● **EXERCISE INSTRUCTIONS**:
Quote the lines below from the one containing "Type out the text in this image." to the final line, both ends included; exclude the pictures.

[Saved entries]
==================================================
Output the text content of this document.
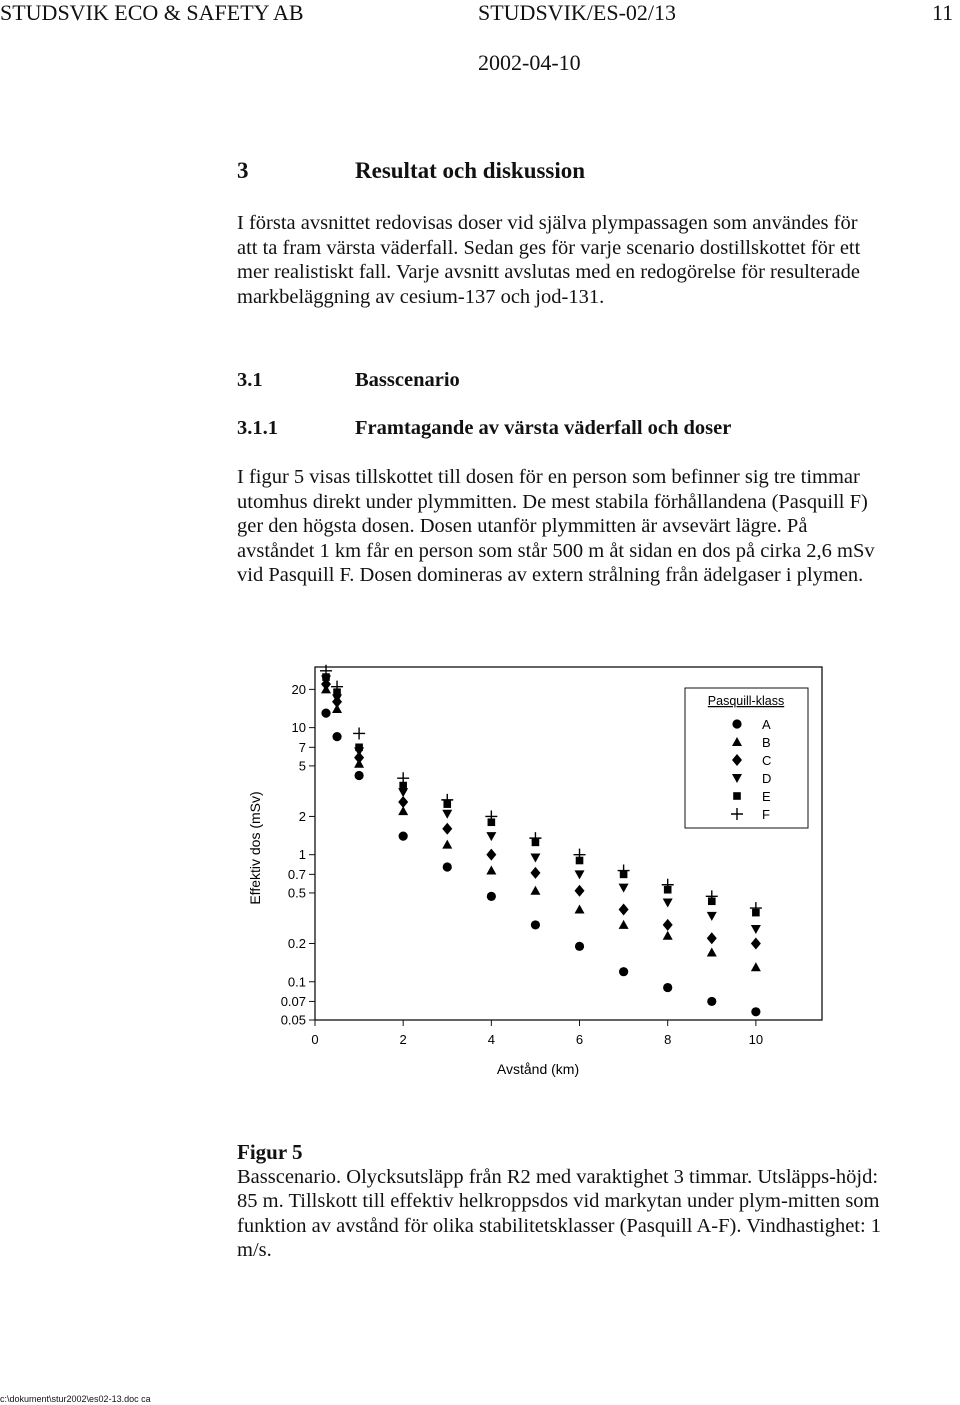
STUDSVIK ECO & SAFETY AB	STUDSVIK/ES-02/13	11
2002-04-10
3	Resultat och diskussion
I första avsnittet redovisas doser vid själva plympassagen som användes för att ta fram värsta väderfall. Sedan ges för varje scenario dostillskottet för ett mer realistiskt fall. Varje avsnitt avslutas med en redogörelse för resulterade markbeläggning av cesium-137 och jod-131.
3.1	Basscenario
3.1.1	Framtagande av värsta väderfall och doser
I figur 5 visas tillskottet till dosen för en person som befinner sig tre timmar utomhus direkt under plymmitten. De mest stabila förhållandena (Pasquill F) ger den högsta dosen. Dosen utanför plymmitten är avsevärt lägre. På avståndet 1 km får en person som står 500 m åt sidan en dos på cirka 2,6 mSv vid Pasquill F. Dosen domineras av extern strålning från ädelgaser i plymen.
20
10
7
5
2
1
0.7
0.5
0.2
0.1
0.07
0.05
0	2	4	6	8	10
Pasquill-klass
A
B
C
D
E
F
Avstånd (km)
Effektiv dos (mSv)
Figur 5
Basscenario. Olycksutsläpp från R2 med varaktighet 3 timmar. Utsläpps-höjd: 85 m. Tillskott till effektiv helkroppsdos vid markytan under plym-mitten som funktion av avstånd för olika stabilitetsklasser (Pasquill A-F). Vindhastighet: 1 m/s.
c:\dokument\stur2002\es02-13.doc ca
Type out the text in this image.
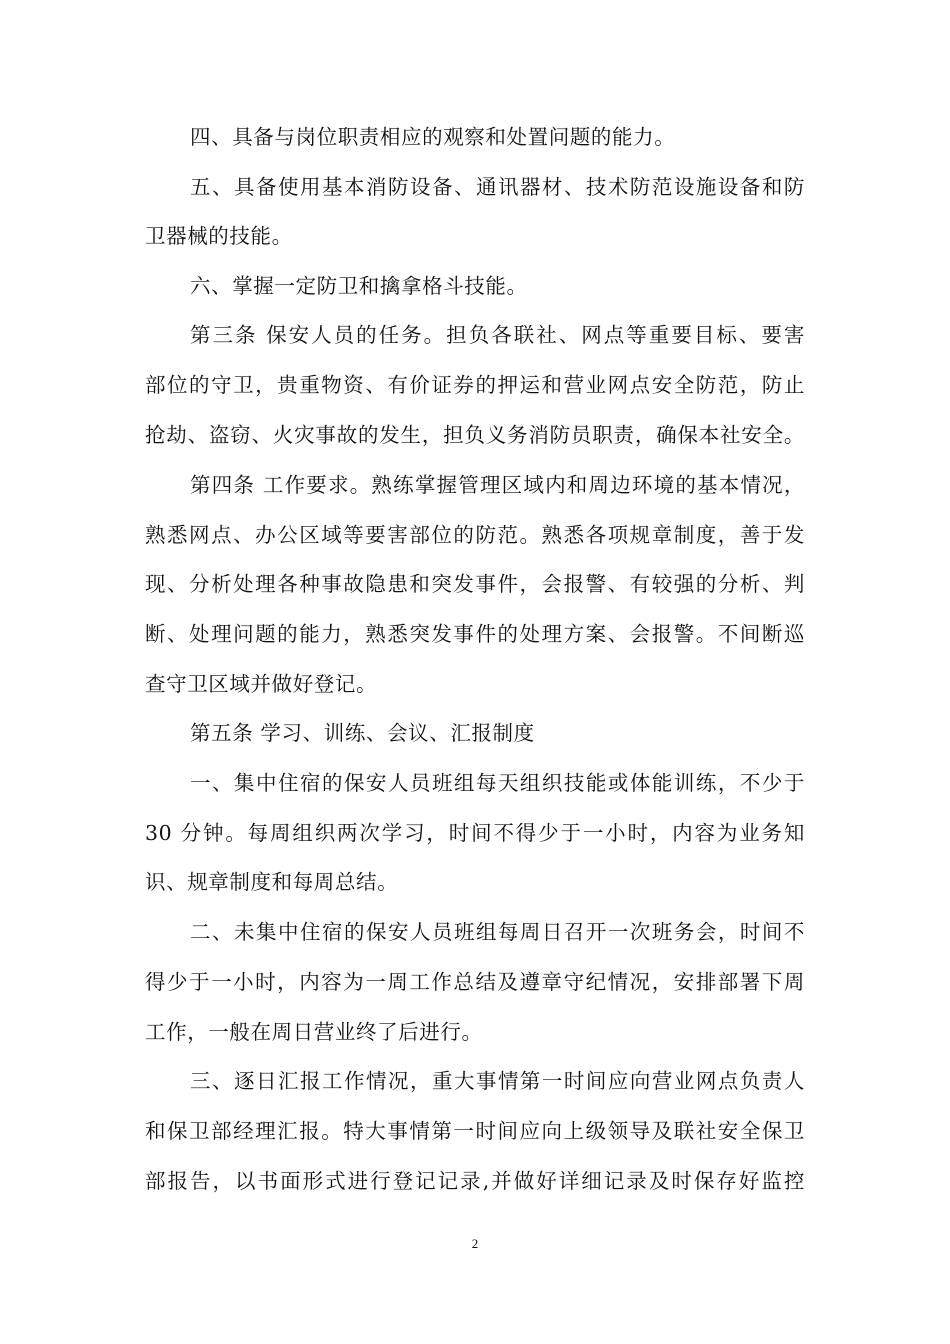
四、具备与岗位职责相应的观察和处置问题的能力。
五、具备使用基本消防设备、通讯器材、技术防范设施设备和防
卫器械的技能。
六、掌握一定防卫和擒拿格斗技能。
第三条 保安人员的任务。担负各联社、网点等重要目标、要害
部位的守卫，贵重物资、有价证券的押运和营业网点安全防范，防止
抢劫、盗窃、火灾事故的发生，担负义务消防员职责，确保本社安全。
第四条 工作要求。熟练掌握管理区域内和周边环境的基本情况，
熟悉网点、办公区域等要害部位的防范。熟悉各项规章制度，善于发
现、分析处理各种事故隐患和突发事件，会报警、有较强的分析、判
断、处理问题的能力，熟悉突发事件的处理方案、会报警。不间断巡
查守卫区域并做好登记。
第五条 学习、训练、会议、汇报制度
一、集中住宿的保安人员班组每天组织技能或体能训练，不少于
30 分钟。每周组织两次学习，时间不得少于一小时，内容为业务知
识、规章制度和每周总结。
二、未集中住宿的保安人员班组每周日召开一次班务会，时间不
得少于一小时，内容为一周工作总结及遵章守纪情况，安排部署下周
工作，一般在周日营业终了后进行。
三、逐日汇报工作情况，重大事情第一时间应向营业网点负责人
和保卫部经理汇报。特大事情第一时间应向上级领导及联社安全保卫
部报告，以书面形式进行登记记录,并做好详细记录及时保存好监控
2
==================================================
● **EXERCISE RESPONSE**:
Type out the text in this image.
四、具备与岗位职责相应的观察和处置问题的能力。
五、具备使用基本消防设备、通讯器材、技术防范设施设备和防
卫器械的技能。
六、掌握一定防卫和擒拿格斗技能。
第三条 保安人员的任务。担负各联社、网点等重要目标、要害
部位的守卫，贵重物资、有价证券的押运和营业网点安全防范，防止
抢劫、盗窃、火灾事故的发生，担负义务消防员职责，确保本社安全。
第四条 工作要求。熟练掌握管理区域内和周边环境的基本情况，
熟悉网点、办公区域等要害部位的防范。熟悉各项规章制度，善于发
现、分析处理各种事故隐患和突发事件，会报警、有较强的分析、判
断、处理问题的能力，熟悉突发事件的处理方案、会报警。不间断巡
查守卫区域并做好登记。
第五条 学习、训练、会议、汇报制度
一、集中住宿的保安人员班组每天组织技能或体能训练，不少于
30 分钟。每周组织两次学习，时间不得少于一小时，内容为业务知
识、规章制度和每周总结。
二、未集中住宿的保安人员班组每周日召开一次班务会，时间不
得少于一小时，内容为一周工作总结及遵章守纪情况，安排部署下周
工作，一般在周日营业终了后进行。
三、逐日汇报工作情况，重大事情第一时间应向营业网点负责人
和保卫部经理汇报。特大事情第一时间应向上级领导及联社安全保卫
部报告，以书面形式进行登记记录,并做好详细记录及时保存好监控
2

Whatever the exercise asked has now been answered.